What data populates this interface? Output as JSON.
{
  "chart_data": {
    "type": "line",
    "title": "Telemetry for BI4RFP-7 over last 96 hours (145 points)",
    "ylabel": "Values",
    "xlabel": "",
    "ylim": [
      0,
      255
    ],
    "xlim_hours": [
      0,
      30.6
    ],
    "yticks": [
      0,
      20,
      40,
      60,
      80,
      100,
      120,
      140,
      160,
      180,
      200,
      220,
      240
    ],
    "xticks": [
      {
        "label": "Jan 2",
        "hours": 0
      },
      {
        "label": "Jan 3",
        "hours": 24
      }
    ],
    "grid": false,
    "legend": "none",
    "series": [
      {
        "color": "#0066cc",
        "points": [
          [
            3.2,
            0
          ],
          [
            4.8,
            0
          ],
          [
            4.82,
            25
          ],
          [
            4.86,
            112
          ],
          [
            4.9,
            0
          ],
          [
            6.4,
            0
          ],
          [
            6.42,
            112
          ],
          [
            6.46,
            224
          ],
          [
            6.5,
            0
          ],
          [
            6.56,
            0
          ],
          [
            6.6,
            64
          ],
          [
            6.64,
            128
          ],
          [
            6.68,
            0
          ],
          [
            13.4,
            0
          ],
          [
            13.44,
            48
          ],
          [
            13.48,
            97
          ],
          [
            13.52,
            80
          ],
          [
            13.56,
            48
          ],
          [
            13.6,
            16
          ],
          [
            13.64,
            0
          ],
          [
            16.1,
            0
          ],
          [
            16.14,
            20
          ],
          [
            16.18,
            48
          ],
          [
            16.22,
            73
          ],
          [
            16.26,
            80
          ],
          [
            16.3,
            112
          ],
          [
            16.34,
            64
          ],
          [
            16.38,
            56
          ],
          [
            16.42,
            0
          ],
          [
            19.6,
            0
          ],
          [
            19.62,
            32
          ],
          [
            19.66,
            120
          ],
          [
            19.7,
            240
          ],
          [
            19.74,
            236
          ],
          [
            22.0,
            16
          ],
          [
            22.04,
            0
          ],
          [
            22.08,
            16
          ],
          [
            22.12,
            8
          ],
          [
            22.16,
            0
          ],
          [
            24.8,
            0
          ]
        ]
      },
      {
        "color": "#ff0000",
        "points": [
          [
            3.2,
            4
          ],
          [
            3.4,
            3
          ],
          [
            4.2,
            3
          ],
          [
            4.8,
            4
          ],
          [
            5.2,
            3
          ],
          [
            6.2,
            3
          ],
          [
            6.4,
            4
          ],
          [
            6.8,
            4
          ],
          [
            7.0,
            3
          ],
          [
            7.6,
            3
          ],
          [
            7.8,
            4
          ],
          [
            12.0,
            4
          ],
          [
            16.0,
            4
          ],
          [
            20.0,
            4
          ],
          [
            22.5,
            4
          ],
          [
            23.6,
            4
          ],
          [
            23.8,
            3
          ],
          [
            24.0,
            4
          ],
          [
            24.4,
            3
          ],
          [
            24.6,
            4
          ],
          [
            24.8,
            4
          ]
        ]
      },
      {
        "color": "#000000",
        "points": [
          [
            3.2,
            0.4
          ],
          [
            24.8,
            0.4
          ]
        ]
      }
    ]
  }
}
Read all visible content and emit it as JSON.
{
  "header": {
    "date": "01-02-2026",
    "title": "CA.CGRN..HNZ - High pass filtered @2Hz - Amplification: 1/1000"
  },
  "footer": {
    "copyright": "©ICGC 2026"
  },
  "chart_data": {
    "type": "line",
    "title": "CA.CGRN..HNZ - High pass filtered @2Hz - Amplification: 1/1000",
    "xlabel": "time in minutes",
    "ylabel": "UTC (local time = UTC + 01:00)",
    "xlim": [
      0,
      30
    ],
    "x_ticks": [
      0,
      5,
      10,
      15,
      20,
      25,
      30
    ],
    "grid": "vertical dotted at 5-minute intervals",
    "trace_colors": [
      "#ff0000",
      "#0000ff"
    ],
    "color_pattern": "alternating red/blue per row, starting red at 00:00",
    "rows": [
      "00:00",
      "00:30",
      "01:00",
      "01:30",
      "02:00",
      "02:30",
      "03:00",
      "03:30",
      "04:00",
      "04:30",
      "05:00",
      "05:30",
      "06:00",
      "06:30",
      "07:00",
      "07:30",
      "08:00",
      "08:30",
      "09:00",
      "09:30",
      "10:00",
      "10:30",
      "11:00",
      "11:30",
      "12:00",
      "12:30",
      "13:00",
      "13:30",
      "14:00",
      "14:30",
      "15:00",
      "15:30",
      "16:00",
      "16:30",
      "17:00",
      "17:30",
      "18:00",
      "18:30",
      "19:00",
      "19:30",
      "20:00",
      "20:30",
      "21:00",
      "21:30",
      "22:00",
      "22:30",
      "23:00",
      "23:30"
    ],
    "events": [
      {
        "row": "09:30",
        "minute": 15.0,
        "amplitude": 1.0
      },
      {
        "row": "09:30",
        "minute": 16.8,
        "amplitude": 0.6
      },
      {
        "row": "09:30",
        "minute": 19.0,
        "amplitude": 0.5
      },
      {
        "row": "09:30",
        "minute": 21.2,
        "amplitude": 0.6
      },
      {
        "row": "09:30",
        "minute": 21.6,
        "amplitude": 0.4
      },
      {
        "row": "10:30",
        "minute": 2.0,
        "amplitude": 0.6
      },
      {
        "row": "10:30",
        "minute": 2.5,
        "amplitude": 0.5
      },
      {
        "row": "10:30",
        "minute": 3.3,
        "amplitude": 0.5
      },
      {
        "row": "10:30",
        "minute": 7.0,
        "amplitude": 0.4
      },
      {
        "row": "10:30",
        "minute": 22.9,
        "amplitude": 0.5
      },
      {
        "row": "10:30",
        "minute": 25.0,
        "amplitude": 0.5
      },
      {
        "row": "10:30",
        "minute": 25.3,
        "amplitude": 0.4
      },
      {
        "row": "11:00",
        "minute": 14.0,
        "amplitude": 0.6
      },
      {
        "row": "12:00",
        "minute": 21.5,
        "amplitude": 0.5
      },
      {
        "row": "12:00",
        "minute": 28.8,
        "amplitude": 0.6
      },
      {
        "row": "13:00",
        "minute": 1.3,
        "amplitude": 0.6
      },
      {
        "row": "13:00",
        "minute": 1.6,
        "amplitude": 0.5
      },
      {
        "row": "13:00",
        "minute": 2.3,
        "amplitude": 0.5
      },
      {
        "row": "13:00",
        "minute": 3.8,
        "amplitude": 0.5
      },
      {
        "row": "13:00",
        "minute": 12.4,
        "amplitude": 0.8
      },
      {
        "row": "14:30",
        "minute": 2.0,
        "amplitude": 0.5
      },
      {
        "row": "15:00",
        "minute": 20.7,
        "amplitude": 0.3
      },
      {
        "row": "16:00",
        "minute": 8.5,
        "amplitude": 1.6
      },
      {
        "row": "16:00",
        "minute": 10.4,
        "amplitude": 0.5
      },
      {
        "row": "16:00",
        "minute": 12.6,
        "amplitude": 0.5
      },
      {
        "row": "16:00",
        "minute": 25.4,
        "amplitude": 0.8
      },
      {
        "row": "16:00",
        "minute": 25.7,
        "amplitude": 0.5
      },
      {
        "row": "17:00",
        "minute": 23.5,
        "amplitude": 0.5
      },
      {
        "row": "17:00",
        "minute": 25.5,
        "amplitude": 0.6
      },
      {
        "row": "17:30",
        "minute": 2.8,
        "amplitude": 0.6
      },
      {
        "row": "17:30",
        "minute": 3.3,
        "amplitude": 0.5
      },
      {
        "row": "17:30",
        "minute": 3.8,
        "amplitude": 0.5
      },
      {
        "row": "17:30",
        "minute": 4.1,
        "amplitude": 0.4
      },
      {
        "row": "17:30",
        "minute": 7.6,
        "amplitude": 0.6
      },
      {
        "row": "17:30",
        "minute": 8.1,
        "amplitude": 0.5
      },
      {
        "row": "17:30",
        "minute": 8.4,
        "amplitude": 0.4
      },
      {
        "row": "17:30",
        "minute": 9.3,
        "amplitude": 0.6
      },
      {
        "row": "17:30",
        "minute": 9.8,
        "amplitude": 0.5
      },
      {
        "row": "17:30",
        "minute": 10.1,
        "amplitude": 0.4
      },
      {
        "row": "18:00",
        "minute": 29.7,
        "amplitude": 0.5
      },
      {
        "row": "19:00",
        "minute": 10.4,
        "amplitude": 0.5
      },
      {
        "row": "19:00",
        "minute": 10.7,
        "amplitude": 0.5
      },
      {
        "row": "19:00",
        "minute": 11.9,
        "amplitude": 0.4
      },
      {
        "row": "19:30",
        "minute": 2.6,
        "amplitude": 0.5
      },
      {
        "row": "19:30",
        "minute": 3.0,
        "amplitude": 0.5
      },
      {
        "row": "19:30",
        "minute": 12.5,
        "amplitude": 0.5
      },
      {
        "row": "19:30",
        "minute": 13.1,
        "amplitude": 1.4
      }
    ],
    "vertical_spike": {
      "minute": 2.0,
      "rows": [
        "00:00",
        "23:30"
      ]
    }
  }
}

-*-*-

| Work required |
Each line in the data that holds the string "ylabel" should be found and copied.

| Answer to this problem |
    "ylabel": "Values",
    "ylabel": "UTC (local time = UTC + 01:00)",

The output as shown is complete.